2. The apparatus of claim 1, wherein each pinhole of the array of
pinholes is spaced at least three times the separation of features
being measured on the imaging system.
3. A method of using the apparatus of claim 1, the method
comprising: imaging the apparatus illuminated to form an initial
image; smoothing the initial image; and subtracting the initial
image from the smoothed initial image to form a calibrated
image.
4. The method of claim 3, the method further comprising:
partitioning the calibrated image into a plurality of regions, each
region comprising at least one pinhole; creating at least one
subimage from a selected region of the plurality of regions; and
normalizing any features located in the at least one subimage.
5. The method of claim 4, further comprising: determining an
intensity weighted centroid associated for each pinhole located in
the at least one subimage; and shifting the intensity weighted
centroid to a middle of the subimage.
6. The method of claim 5, further comprising averaging the at least
one subimage to provide a final signal-to-noise point spread
function ("PSF") image.
7. The method of claim 5, further comprising using median
aggregation on the at least one subimage to provide a
signal-to-noise PSF image.
8. The method of claim 3, the method further comprising: convolving
the calibrated image with a feature profile to form a convolved
image; and quantifying the convolved image using a user's algorithm
at a selected pinhole and neighboring pinholes to the selected
pinhole.
9. The method of claim 8, the method further comprising determining
a cross-talk coefficient for the selected pinhole in each neighbor
direction divided by a convolved pinhole flux.
10. The method of claim 9, further comprising estimating a
signal-to-noise ratio for the selected pinhole by aggregating the
values associated with the neighboring pinholes for each
direction.
11. An apparatus comprising of means for performing the method of
claim 3.
12. A computer-readable medium comprising computer-executable
instructions for performing the method of claim 3.
13. A system comprising of: a calibration plate; a light source
configured to illuminate the calibration plate; and a processor
configured to receive digitize image of an illuminated calibration
plate, wherein the processor is configured to image the illuminated
calibration plate to form an initial image, smoothing the initial
image, and subtract the initial image from the smoothed initial
image to form a calibrated image.
14. The system of claim 13, wherein the processor is further
configured to partition the calibrated image into a plurality of
regions, each region comprising at least one pinhole and create at
least one subimage from a selected region of the plurality of
regions.
15. The system of claim 14, wherein the processor is further
configured to normalize any features located in the at least one
subimage.
16. The system of claim 15, wherein the processor is further
configured to determine an intensity weighted centroid associated
for each pinhole located in the at least one subimage and shift the
intensity weighted centroid to a middle of the subimage.
17. The system of claim 14, wherein the processor is further
configured to average the at least one subimage to provide a final
signal-to-noise point spread function ("PSF") image.
18. The system of claim 17, wherein the processor is further
configured to use median aggregation on the at least one subimage
to provide a signal-to-noise PSF image.
19. The system of claim 18, wherein the processor is further
configured to convolve the calibrated image with a feature profile
to form a convolved image and quantify the convolved image using a
user's algorithm at a selected pinhole and neighboring pinholes to
the selected pinhole.

● **Data supplied**
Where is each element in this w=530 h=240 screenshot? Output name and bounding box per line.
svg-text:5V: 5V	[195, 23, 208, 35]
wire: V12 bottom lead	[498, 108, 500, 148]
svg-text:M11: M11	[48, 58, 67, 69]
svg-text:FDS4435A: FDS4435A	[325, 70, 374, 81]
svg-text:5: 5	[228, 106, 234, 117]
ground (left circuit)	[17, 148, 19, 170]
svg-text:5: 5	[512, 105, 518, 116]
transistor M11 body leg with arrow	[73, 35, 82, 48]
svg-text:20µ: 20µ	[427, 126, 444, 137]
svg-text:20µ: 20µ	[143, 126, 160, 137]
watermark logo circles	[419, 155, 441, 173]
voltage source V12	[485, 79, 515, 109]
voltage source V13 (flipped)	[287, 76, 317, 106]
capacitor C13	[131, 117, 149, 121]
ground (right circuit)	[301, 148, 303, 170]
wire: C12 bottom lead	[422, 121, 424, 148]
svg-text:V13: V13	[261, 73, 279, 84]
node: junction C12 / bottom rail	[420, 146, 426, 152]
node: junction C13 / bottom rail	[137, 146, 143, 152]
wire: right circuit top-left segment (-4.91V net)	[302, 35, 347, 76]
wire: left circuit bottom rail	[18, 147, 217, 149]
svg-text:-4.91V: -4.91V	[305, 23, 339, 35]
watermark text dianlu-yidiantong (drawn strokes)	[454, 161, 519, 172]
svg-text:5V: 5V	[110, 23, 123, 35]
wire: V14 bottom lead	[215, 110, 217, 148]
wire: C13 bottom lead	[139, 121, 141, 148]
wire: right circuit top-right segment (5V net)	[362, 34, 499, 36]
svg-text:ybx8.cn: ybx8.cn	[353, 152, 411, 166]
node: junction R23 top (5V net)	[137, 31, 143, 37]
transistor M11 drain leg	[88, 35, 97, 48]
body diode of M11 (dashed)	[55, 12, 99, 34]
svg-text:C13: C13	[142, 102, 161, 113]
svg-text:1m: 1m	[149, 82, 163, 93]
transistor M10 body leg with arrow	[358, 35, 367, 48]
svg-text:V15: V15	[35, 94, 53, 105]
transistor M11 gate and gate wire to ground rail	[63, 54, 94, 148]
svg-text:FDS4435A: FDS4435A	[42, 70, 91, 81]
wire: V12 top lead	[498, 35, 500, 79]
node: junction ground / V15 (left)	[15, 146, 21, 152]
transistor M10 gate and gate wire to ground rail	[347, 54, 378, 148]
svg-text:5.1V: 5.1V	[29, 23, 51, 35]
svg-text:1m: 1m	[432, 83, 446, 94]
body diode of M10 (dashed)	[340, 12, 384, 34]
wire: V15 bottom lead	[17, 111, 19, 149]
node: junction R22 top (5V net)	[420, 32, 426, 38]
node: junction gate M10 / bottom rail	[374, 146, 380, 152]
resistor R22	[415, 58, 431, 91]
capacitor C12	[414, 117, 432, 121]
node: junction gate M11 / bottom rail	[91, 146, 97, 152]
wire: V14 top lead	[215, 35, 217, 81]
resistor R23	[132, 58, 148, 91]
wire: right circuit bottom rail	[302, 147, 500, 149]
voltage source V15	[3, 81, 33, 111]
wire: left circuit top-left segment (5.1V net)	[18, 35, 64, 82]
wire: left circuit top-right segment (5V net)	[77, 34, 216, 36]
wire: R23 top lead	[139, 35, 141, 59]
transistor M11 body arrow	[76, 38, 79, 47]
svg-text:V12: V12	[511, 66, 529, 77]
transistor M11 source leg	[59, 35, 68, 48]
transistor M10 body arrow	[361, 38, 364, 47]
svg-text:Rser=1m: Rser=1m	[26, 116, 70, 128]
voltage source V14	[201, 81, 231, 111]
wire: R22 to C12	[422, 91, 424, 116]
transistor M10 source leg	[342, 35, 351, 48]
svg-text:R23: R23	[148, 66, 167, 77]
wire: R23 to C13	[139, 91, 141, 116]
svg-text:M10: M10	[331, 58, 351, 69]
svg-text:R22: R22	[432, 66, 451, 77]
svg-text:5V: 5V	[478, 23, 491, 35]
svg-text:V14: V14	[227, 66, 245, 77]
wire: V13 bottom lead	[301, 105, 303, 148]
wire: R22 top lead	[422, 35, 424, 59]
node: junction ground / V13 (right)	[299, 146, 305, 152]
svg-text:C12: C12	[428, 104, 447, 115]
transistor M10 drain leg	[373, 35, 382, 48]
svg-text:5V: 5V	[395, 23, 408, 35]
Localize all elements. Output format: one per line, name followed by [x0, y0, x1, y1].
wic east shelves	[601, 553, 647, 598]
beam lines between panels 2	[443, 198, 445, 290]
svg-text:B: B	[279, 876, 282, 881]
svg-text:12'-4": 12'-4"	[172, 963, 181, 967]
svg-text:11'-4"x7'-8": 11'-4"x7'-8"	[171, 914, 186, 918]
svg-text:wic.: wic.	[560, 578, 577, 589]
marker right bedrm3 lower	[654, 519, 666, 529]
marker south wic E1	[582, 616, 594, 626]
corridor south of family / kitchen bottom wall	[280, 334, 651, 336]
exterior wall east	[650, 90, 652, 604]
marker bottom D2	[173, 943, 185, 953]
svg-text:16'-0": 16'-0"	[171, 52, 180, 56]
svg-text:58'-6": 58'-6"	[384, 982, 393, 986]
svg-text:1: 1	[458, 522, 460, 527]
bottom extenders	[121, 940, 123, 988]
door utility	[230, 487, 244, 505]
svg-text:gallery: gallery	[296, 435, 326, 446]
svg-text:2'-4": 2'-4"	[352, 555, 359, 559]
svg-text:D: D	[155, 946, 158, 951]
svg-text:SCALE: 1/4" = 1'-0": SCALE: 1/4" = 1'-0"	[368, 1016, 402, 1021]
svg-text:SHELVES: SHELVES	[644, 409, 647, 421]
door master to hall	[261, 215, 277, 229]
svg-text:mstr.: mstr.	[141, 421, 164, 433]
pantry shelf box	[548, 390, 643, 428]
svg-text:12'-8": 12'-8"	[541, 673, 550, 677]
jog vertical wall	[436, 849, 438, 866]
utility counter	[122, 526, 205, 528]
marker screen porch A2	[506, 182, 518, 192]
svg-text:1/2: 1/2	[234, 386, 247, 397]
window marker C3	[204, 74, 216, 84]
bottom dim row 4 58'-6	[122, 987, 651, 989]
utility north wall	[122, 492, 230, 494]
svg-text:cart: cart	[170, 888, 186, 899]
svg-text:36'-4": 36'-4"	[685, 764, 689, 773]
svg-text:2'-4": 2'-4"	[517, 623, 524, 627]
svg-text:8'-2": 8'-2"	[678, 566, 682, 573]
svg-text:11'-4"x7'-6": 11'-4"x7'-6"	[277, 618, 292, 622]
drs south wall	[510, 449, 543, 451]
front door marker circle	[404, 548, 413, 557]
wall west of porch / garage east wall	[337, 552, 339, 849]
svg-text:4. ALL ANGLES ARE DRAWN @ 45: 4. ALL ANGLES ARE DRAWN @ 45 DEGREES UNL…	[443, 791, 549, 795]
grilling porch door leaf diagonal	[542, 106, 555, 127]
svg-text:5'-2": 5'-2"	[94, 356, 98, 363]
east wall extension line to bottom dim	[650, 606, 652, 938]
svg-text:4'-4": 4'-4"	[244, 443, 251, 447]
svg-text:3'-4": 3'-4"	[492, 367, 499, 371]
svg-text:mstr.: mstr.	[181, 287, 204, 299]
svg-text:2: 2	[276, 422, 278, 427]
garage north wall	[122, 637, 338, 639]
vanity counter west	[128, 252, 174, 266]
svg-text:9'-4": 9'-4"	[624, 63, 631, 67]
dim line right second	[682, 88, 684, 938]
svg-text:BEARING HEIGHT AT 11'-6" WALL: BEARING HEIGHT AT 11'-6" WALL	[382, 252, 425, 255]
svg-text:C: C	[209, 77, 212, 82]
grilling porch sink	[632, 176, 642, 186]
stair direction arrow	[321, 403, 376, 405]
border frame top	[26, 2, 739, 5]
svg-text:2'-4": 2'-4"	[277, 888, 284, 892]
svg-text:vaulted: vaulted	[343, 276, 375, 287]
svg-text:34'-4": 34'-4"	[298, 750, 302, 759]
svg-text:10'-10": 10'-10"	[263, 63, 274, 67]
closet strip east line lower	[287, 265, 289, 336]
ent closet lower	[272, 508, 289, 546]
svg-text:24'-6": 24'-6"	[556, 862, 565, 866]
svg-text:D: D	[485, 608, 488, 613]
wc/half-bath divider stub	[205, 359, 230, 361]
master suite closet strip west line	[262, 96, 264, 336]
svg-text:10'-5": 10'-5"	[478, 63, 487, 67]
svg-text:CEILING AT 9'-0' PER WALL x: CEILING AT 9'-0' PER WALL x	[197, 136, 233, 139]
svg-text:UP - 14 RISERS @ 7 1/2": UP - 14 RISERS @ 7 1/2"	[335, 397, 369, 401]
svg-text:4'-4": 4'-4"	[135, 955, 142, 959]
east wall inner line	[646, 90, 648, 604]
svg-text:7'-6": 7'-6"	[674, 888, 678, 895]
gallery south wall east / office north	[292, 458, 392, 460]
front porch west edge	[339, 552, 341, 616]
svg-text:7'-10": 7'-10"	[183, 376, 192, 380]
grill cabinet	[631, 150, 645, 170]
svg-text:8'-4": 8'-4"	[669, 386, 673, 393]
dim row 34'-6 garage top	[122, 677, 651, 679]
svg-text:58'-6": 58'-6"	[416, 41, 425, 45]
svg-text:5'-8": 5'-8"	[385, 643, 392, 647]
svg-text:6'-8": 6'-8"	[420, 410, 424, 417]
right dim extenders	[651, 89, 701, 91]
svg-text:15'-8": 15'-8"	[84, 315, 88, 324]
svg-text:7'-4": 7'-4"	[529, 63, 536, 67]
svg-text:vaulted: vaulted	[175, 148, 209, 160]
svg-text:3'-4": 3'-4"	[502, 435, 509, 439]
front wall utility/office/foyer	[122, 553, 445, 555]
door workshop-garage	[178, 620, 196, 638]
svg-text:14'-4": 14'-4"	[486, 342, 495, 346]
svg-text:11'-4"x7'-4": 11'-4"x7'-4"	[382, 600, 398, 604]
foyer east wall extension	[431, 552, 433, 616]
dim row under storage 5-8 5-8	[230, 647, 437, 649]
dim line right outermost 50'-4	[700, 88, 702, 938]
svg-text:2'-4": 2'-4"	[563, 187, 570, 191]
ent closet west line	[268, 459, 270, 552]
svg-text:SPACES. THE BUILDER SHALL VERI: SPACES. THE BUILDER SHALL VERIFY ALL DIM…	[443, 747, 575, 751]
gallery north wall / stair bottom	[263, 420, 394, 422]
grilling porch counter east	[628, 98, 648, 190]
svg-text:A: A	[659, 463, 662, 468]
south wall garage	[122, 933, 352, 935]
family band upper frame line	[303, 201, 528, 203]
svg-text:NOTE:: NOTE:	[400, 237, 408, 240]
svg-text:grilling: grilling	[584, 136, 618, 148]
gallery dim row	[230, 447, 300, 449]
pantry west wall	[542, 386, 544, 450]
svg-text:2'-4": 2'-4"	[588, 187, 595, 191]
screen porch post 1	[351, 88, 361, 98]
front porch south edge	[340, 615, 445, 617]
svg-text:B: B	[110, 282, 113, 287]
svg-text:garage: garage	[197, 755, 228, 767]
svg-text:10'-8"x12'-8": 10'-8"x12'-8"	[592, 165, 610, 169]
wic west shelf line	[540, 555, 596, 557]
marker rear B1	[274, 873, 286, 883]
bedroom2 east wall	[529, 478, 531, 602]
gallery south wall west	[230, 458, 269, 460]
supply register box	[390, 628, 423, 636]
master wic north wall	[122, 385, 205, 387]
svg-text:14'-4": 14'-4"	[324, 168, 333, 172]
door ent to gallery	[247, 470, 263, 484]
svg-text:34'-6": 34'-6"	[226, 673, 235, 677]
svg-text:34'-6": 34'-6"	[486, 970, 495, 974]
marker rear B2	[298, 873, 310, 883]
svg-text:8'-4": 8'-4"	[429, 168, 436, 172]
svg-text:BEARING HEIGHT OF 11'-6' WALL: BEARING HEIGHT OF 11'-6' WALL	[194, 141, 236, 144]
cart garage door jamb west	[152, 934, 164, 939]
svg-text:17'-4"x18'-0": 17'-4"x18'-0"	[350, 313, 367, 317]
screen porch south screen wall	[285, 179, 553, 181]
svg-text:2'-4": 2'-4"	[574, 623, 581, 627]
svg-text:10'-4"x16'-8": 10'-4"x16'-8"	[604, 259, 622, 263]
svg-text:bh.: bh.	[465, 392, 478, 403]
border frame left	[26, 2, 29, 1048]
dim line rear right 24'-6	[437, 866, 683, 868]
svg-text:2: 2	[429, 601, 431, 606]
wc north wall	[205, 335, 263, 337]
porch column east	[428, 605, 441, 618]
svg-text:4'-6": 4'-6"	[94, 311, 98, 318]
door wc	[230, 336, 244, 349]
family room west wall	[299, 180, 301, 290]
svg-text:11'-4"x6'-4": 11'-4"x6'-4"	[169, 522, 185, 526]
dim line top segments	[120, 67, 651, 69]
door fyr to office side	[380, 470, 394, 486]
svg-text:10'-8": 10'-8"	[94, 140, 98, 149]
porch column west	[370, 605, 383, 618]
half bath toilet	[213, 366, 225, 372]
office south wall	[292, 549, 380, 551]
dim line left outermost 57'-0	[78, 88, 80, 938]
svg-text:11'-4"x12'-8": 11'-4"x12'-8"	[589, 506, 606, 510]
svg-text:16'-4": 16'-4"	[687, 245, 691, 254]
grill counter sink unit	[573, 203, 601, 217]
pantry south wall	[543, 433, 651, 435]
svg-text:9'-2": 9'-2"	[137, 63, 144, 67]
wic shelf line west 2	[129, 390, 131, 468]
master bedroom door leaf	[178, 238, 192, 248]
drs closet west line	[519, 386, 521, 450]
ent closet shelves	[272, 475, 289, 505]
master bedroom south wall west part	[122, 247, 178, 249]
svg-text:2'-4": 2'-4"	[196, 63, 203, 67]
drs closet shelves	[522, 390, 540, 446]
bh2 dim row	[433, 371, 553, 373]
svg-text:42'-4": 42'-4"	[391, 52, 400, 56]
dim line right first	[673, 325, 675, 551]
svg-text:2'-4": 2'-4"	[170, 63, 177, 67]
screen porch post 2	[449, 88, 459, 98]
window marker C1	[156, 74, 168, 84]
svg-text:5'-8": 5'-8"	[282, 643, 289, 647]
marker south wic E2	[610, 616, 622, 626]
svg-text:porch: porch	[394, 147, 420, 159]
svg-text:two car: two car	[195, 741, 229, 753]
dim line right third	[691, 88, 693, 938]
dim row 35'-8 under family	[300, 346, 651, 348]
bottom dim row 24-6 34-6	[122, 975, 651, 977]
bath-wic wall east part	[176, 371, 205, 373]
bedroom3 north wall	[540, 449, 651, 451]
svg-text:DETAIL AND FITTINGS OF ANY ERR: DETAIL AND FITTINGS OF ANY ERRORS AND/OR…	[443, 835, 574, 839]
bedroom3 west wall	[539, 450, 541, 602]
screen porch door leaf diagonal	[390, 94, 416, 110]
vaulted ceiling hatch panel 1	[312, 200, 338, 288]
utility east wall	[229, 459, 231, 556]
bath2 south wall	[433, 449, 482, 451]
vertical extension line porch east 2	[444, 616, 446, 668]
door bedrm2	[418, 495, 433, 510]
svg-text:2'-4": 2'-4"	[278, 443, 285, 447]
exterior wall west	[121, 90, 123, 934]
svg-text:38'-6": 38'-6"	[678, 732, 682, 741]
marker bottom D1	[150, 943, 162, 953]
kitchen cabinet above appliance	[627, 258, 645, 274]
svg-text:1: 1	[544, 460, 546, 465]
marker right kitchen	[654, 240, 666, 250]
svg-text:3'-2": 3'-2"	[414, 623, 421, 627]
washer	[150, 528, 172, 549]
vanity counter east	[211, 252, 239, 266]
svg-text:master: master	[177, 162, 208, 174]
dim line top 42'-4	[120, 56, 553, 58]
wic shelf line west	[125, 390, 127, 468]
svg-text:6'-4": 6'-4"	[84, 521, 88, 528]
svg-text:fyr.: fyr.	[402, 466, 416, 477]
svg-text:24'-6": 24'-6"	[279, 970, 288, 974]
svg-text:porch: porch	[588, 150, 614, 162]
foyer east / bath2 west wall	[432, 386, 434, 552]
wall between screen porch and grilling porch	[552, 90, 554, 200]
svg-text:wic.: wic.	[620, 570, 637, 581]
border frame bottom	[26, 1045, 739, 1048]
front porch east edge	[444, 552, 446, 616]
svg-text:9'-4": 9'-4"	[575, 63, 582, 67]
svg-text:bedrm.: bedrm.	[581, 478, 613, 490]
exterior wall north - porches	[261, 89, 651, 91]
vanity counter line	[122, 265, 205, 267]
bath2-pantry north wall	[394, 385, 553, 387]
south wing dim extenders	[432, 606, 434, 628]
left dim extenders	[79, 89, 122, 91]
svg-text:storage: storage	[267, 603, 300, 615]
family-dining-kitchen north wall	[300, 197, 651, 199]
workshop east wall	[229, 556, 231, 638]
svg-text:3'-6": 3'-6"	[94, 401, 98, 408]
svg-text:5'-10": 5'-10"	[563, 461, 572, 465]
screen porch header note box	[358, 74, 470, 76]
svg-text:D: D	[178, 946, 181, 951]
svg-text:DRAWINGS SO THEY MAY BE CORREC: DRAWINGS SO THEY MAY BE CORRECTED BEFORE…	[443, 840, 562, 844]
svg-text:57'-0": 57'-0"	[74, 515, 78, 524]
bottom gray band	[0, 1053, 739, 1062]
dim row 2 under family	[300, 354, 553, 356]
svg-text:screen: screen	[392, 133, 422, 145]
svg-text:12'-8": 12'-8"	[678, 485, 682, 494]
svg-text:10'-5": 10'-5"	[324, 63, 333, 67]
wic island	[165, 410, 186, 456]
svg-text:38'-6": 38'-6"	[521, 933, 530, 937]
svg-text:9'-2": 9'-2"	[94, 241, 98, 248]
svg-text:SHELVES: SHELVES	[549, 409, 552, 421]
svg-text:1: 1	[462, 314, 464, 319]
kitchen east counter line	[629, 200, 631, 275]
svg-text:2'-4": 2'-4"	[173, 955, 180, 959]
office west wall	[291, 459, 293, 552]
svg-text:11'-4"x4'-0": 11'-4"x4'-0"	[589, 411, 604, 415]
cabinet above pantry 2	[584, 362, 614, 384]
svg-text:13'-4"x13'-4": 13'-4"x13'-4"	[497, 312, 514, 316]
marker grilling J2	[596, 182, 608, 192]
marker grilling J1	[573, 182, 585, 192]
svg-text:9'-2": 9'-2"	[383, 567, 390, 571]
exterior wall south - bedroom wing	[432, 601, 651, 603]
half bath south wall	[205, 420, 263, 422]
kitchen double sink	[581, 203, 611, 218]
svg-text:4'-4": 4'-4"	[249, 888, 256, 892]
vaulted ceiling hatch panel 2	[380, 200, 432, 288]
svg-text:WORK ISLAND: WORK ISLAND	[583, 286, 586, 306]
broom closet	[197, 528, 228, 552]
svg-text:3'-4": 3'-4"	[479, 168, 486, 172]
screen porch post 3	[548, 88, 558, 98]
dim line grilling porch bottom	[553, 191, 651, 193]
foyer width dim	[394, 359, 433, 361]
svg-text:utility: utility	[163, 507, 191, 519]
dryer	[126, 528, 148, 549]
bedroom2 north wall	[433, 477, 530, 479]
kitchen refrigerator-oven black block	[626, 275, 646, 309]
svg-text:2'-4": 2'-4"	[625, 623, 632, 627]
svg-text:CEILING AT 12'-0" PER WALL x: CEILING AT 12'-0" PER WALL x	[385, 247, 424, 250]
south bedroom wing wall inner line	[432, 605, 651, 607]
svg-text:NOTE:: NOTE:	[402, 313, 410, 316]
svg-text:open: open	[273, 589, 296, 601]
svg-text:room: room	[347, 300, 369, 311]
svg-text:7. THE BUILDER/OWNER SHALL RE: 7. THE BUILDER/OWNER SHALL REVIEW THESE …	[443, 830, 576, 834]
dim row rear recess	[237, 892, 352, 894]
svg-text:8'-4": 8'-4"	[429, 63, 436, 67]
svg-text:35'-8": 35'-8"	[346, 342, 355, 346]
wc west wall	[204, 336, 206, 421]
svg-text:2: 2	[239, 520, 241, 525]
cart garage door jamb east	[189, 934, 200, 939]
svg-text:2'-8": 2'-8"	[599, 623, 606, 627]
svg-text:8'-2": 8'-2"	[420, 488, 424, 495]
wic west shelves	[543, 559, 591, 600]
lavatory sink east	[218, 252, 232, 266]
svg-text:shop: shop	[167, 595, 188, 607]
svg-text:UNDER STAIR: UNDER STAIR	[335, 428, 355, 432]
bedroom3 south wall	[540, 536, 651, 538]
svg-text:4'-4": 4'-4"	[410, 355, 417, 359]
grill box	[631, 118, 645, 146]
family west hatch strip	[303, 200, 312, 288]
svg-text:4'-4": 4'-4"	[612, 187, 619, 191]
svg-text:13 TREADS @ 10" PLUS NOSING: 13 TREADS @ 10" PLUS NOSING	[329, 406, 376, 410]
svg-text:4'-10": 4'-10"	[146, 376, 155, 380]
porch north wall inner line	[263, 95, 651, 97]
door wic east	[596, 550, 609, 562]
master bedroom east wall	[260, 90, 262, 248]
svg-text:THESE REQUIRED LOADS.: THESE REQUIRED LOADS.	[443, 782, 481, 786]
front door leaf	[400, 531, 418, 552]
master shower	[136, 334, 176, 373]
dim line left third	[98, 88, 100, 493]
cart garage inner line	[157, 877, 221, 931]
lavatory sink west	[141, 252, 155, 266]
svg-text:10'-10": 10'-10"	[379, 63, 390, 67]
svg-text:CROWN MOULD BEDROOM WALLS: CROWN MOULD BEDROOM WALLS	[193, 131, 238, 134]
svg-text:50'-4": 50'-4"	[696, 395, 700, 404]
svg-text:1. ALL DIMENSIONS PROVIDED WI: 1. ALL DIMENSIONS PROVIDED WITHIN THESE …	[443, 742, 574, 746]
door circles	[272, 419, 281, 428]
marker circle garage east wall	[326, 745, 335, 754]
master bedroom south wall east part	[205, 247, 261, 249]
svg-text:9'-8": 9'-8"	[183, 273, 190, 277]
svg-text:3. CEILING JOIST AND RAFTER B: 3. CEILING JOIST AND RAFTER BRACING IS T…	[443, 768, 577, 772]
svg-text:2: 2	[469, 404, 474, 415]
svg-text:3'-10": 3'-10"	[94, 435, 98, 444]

● **Requirements**
Reproduce the patent claims from "19. The system" up to and including "the selected pinhole.", keeping every word and mark the same.

● **Reply to the exercise**
19. The system of claim 18, wherein the processor is further
configured to convolve the calibrated image with a feature profile
to form a convolved image and quantify the convolved image using a
user's algorithm at a selected pinhole and neighboring pinholes to
the selected pinhole.